■ **What to produce**
Pick out every line of the entries below where "Mittersill" occurs, and copy those lines.

----

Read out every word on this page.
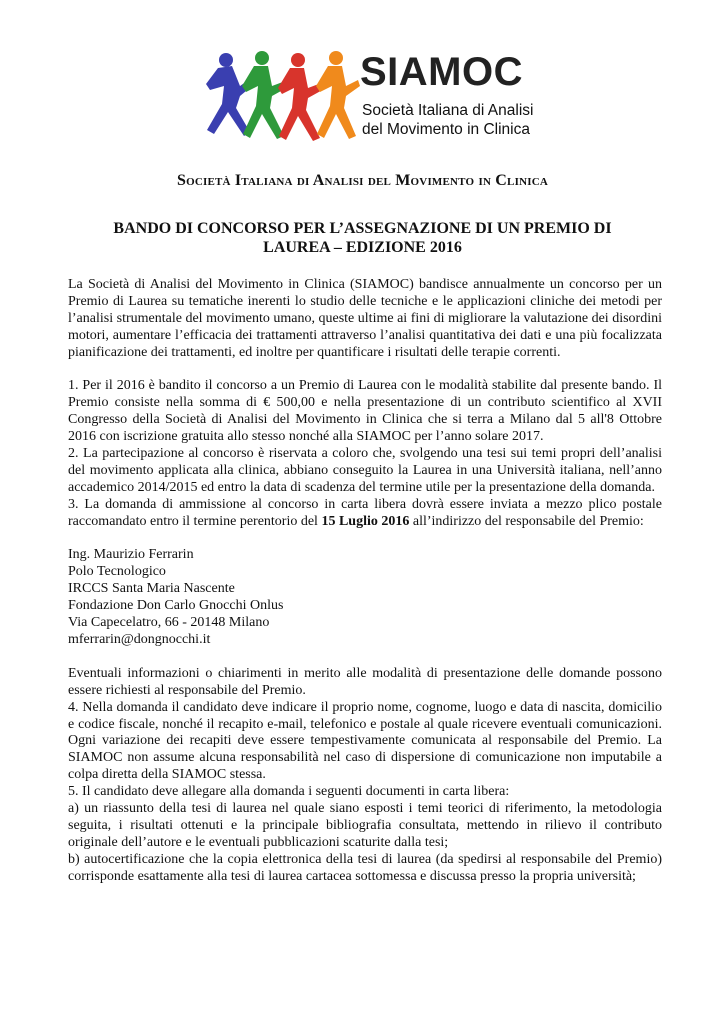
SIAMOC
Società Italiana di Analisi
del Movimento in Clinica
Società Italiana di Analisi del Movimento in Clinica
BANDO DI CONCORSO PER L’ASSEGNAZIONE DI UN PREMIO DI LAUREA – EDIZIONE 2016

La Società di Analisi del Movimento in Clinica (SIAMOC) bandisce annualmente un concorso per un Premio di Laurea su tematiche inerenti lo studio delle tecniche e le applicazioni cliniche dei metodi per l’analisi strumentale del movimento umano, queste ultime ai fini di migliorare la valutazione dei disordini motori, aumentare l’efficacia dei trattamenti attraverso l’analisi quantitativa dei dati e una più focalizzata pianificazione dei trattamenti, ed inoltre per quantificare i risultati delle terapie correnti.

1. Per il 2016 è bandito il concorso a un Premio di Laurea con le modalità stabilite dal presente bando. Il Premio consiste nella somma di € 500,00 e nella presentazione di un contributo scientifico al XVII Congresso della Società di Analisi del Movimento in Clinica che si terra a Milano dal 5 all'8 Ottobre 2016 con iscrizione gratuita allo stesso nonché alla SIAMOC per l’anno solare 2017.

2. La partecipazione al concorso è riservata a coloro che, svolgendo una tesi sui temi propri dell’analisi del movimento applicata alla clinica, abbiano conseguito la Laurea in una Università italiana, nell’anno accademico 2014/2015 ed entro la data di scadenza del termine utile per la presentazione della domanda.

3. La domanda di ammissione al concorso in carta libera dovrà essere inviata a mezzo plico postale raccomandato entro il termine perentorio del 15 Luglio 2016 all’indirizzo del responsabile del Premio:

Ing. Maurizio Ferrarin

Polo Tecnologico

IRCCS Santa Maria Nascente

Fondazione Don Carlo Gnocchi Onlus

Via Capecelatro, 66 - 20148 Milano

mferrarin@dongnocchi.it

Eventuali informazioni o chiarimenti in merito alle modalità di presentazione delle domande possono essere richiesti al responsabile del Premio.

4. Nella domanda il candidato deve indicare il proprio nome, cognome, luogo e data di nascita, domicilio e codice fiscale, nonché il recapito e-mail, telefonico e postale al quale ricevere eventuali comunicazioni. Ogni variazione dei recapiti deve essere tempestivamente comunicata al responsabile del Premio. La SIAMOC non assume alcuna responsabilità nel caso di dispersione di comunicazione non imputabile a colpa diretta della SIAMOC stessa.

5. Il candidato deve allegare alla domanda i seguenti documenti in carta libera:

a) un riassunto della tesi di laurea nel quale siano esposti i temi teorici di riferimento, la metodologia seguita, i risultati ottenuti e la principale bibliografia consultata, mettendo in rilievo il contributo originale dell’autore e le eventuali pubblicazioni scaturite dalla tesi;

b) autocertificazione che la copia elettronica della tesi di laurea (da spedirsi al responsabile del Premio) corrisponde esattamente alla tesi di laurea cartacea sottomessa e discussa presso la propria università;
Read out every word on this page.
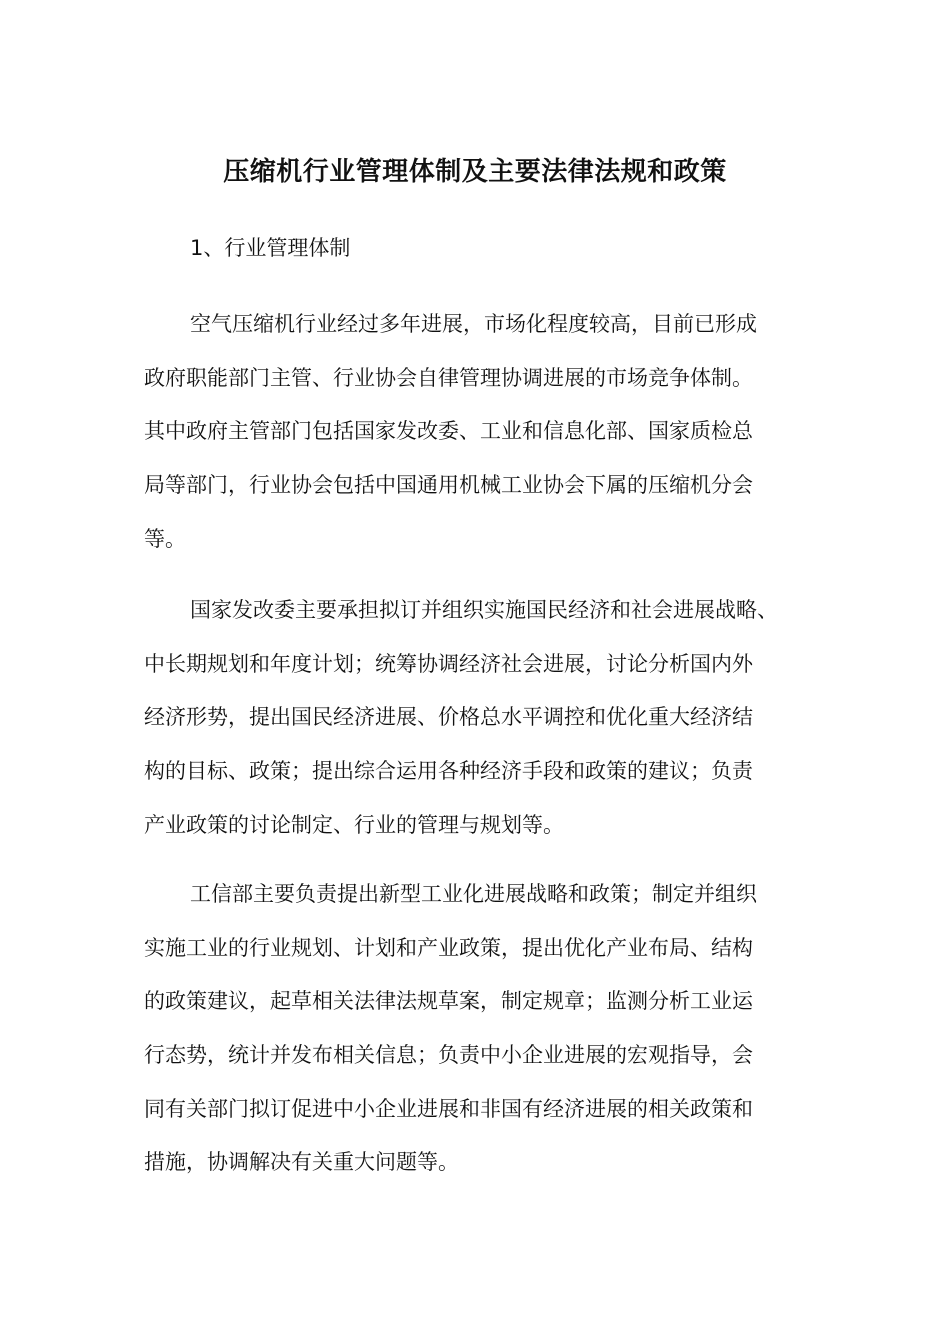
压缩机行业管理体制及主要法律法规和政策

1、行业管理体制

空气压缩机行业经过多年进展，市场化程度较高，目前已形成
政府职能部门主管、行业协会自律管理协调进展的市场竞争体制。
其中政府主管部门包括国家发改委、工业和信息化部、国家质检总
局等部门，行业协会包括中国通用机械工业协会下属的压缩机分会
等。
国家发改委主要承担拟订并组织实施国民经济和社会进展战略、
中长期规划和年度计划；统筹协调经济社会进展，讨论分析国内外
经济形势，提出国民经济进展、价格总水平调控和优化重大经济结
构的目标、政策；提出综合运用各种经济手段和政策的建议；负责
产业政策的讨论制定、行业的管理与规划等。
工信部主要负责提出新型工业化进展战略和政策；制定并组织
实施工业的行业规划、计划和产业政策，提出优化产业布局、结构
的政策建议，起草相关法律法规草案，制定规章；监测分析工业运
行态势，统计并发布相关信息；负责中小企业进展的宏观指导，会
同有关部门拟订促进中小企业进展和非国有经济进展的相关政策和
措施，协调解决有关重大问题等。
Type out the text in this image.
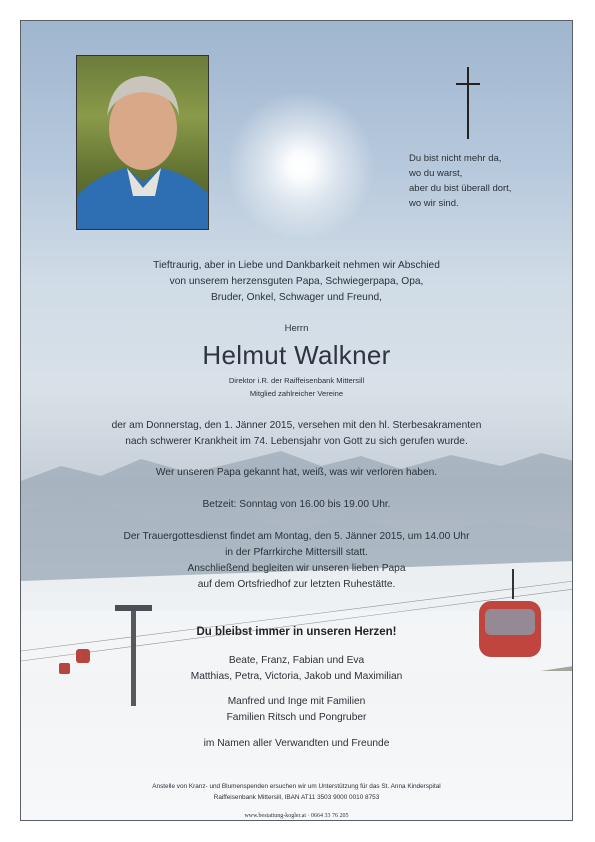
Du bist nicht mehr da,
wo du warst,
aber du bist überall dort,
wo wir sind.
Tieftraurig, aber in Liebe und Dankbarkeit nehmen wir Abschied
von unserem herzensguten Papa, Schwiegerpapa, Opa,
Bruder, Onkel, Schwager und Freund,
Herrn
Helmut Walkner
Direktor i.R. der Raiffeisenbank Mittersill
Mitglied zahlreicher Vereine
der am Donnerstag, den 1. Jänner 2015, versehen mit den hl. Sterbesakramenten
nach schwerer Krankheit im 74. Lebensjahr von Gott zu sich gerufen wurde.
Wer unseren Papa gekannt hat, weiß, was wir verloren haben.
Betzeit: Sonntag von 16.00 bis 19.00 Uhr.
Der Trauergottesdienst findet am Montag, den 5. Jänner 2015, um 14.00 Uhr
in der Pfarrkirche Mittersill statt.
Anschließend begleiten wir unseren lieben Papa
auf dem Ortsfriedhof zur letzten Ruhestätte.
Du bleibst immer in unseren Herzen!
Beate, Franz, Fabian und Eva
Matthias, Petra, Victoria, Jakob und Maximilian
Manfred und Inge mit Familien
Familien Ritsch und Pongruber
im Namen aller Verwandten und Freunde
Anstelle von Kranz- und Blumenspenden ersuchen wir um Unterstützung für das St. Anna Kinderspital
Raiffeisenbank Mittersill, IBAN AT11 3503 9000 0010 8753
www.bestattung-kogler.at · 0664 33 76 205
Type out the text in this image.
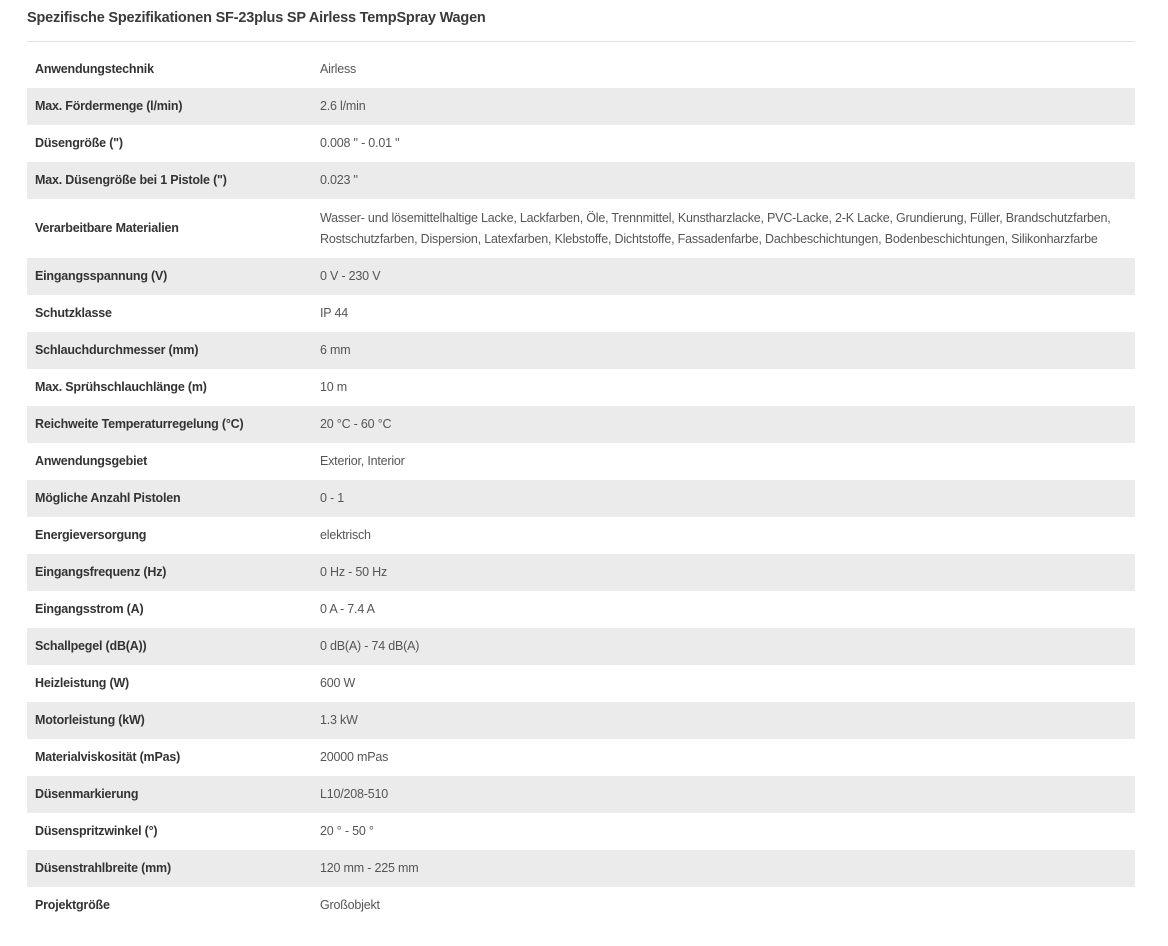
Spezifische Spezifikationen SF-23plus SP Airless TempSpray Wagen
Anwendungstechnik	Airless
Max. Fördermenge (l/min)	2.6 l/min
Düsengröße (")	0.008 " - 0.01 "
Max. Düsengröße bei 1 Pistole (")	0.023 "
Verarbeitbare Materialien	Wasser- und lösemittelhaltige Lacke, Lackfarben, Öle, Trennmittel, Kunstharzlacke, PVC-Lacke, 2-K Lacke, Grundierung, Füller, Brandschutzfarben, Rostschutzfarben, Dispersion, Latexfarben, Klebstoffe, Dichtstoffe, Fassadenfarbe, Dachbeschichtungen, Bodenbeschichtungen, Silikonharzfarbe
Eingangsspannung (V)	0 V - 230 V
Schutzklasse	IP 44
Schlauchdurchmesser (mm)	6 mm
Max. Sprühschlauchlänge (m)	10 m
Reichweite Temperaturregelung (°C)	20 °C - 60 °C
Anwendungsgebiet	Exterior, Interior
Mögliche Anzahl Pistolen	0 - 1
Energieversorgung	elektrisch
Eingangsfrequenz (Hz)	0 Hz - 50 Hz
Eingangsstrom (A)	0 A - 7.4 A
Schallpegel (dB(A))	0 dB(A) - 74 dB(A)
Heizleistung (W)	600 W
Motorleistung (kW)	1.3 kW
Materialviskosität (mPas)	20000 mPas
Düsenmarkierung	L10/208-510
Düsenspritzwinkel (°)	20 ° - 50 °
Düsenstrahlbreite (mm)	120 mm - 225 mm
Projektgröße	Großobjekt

----

■ **Task answer**
Direktor i.R. der Raiffeisenbank Mittersill
in der Pfarrkirche Mittersill statt.
Raiffeisenbank Mittersill, IBAN AT11 3503 9000 0010 8753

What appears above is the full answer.